Selected passage:
▼▼▼
Whatever it is called, the legislators promise that it will somehow
convert the knowledge cacophony of the World Wide Web into a knowledge
symphony.
Yet for any given task, people manage to work together without
reorganizing the totality of all the knowledge soup in their heads.
Instead of legislation, they use negotiation to make the minimal
adjustments needed to get the job done. To make negotiation possible
among computer systems, several processes must be accomplished:
defining the task to be done, mapping the task-related concepts to the
available structures of each system, and making adjustments only when
necessary. This talk discusses the mechanisms of negotiation, analyzes
their implications for system design, and shows how they can enable
legacy systems to interoperate in dynamically changing environments.
________________________________________________________________________
Below are some comments regarding the status of some linguistic concepts
within the ontology:
SF: Scott Farrar
DW: David Whitten
SF:
In my discussion with Ian, several issues surfaced:
First there is the status of the concept &%Language. We suggest
expanding its status somewhat:
In addition to including &%Language as a subclass of
&%LinguisticExpression,
we think &%Language should include a set-theoretic notion. Many
linguists
argue that a language is a potentially infinite set of what SUMO calls
&%LinguisticExpressions. Therefore Ian suggested that SUMO add,
(disjoint Language FiniteSet)
DW:
I certainly would understand why you would want to do this, however, if
you have a finite vocabulary, and a grammar that cannot realize an
infinite
number of linguistic expressions, it would be false. I would like to
caution you to be careful not to overload the SUMO term with more than
one
English word-sense. I believe Jon Awbrey is correct that there are many
ways words can be used, and SUMO needs to have a way to represent them,
but I am of the opinion that modern reasoning systems don't deal with
ambiguity well at all, and we would do well to keep our definitions
and terms usable by machines and systems currently available.
SF:
Yes, I agree that we are talking about more than one concept here. Now
the
question is just how many? The notion of language as an unbounded set is
pervasive within the ling. community. But, as much as possible, we're
trying
to remain theory neutral, at least while we're constructing our
lingustics
sub-ontology.
▲▲▲
Provided material:
▼▼▼
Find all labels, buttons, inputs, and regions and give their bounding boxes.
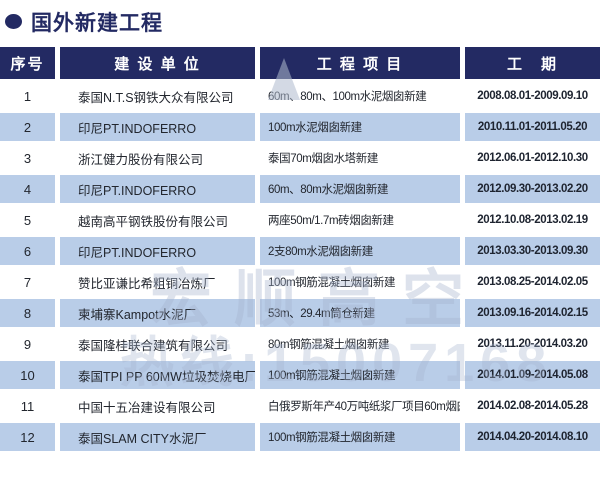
project-period: 2014.02.08-2014.05.28	[465, 392, 600, 420]
column-header-unit: 建 设 单 位	[60, 47, 255, 79]
row-number: 12	[0, 423, 55, 451]
row-number: 2	[0, 113, 55, 141]
table-row: 5 越南高平钢铁股份有限公司 两座50m/1.7m砖烟囱新建 2012.10.0…	[0, 206, 600, 234]
page-title: 国外新建工程	[31, 11, 163, 35]
project-item: 100m水泥烟囱新建	[260, 113, 460, 141]
project-period: 2012.10.08-2013.02.19	[465, 206, 600, 234]
project-item: 2支80m水泥烟囱新建	[260, 237, 460, 265]
project-period: 2012.09.30-2013.02.20	[465, 175, 600, 203]
project-item: 60m、80m、100m水泥烟囱新建	[260, 82, 460, 110]
table-row: 7 赞比亚谦比希粗铜冶炼厂 100m钢筋混凝土烟囱新建 2013.08.25-2…	[0, 268, 600, 296]
construction-unit: 浙江健力股份有限公司	[60, 144, 255, 172]
construction-unit: 泰国SLAM CITY水泥厂	[60, 423, 255, 451]
row-number: 6	[0, 237, 55, 265]
table-row: 3 浙江健力股份有限公司 泰国70m烟囱水塔新建 2012.06.01-2012…	[0, 144, 600, 172]
construction-unit: 中国十五冶建设有限公司	[60, 392, 255, 420]
construction-unit: 泰国隆桂联合建筑有限公司	[60, 330, 255, 358]
project-item: 100m钢筋混凝土烟囱新建	[260, 361, 460, 389]
project-item: 60m、80m水泥烟囱新建	[260, 175, 460, 203]
project-item: 80m钢筋混凝土烟囱新建	[260, 330, 460, 358]
table-row: 9 泰国隆桂联合建筑有限公司 80m钢筋混凝土烟囱新建 2013.11.20-2…	[0, 330, 600, 358]
column-header-period: 工 期	[465, 47, 600, 79]
project-item: 泰国70m烟囱水塔新建	[260, 144, 460, 172]
row-number: 3	[0, 144, 55, 172]
project-period: 2012.06.01-2012.10.30	[465, 144, 600, 172]
project-period: 2013.03.30-2013.09.30	[465, 237, 600, 265]
project-period: 2008.08.01-2009.09.10	[465, 82, 600, 110]
project-item: 100m钢筋混凝土烟囱新建	[260, 423, 460, 451]
row-number: 8	[0, 299, 55, 327]
row-number: 9	[0, 330, 55, 358]
project-item: 两座50m/1.7m砖烟囱新建	[260, 206, 460, 234]
project-period: 2010.11.01-2011.05.20	[465, 113, 600, 141]
section-header: 国外新建工程	[0, 0, 600, 35]
project-period: 2013.09.16-2014.02.15	[465, 299, 600, 327]
row-number: 7	[0, 268, 55, 296]
project-item: 53m、29.4m筒仓新建	[260, 299, 460, 327]
construction-unit: 泰国TPI PP 60MW垃圾焚烧电厂	[60, 361, 255, 389]
column-header-no: 序号	[0, 47, 55, 79]
table-header: 序号 建 设 单 位 工 程 项 目 工 期	[0, 47, 600, 79]
column-header-project: 工 程 项 目	[260, 47, 460, 79]
projects-table: 序号 建 设 单 位 工 程 项 目 工 期 1 泰国N.T.S钢铁大众有限公司…	[0, 44, 600, 454]
project-period: 2013.11.20-2014.03.20	[465, 330, 600, 358]
project-period: 2014.04.20-2014.08.10	[465, 423, 600, 451]
construction-unit: 印尼PT.INDOFERRO	[60, 113, 255, 141]
project-item: 100m钢筋混凝土烟囱新建	[260, 268, 460, 296]
row-number: 11	[0, 392, 55, 420]
bullet-icon	[5, 14, 22, 29]
construction-unit: 越南高平钢铁股份有限公司	[60, 206, 255, 234]
project-period: 2013.08.25-2014.02.05	[465, 268, 600, 296]
construction-unit: 泰国N.T.S钢铁大众有限公司	[60, 82, 255, 110]
table-row: 10 泰国TPI PP 60MW垃圾焚烧电厂 100m钢筋混凝土烟囱新建 201…	[0, 361, 600, 389]
row-number: 10	[0, 361, 55, 389]
construction-unit: 印尼PT.INDOFERRO	[60, 237, 255, 265]
construction-unit: 赞比亚谦比希粗铜冶炼厂	[60, 268, 255, 296]
row-number: 4	[0, 175, 55, 203]
table-row: 4 印尼PT.INDOFERRO 60m、80m水泥烟囱新建 2012.09.3…	[0, 175, 600, 203]
project-period: 2014.01.09-2014.05.08	[465, 361, 600, 389]
row-number: 1	[0, 82, 55, 110]
project-item: 白俄罗斯年产40万吨纸浆厂项目60m烟囱新建	[260, 392, 460, 420]
table-body: 1 泰国N.T.S钢铁大众有限公司 60m、80m、100m水泥烟囱新建 200…	[0, 82, 600, 451]
table-row: 11 中国十五冶建设有限公司 白俄罗斯年产40万吨纸浆厂项目60m烟囱新建 20…	[0, 392, 600, 420]
row-number: 5	[0, 206, 55, 234]
table-row: 6 印尼PT.INDOFERRO 2支80m水泥烟囱新建 2013.03.30-…	[0, 237, 600, 265]
table-row: 2 印尼PT.INDOFERRO 100m水泥烟囱新建 2010.11.01-2…	[0, 113, 600, 141]
table-row: 8 柬埔寨Kampot水泥厂 53m、29.4m筒仓新建 2013.09.16-…	[0, 299, 600, 327]
table-row: 12 泰国SLAM CITY水泥厂 100m钢筋混凝土烟囱新建 2014.04.…	[0, 423, 600, 451]
construction-unit: 柬埔寨Kampot水泥厂	[60, 299, 255, 327]
construction-unit: 印尼PT.INDOFERRO	[60, 175, 255, 203]
table-row: 1 泰国N.T.S钢铁大众有限公司 60m、80m、100m水泥烟囱新建 200…	[0, 82, 600, 110]
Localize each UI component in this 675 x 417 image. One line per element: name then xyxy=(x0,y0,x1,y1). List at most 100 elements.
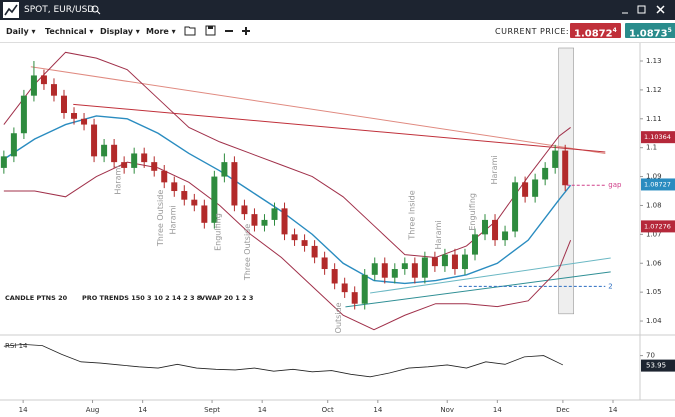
▲▲▲
Exercise task 1: In the ontology discussion above, what statement did Ian suggest that SUMO add?
Exercise task 2: List every process that the ontology discussion says must be accomplished to make negotiation possible among computer systems.
Exercise task 3: Reproduce the ontology discussion starting with "Instead of legislation, they" and going on through "dynamically changing environments.".

Written response 1: (disjoint Language FiniteSet)

Written response 2:
- Defining the task to be done
- Mapping the task-related concepts to the available structures of each system
- Making adjustments only when necessary

Written response 3:
Instead of legislation, they use negotiation to make the minimal
adjustments needed to get the job done. To make negotiation possible
among computer systems, several processes must be accomplished:
defining the task to be done, mapping the task-related concepts to the
available structures of each system, and making adjustments only when
necessary. This talk discusses the mechanisms of negotiation, analyzes
their implications for system design, and shows how they can enable
legacy systems to interoperate in dynamically changing environments.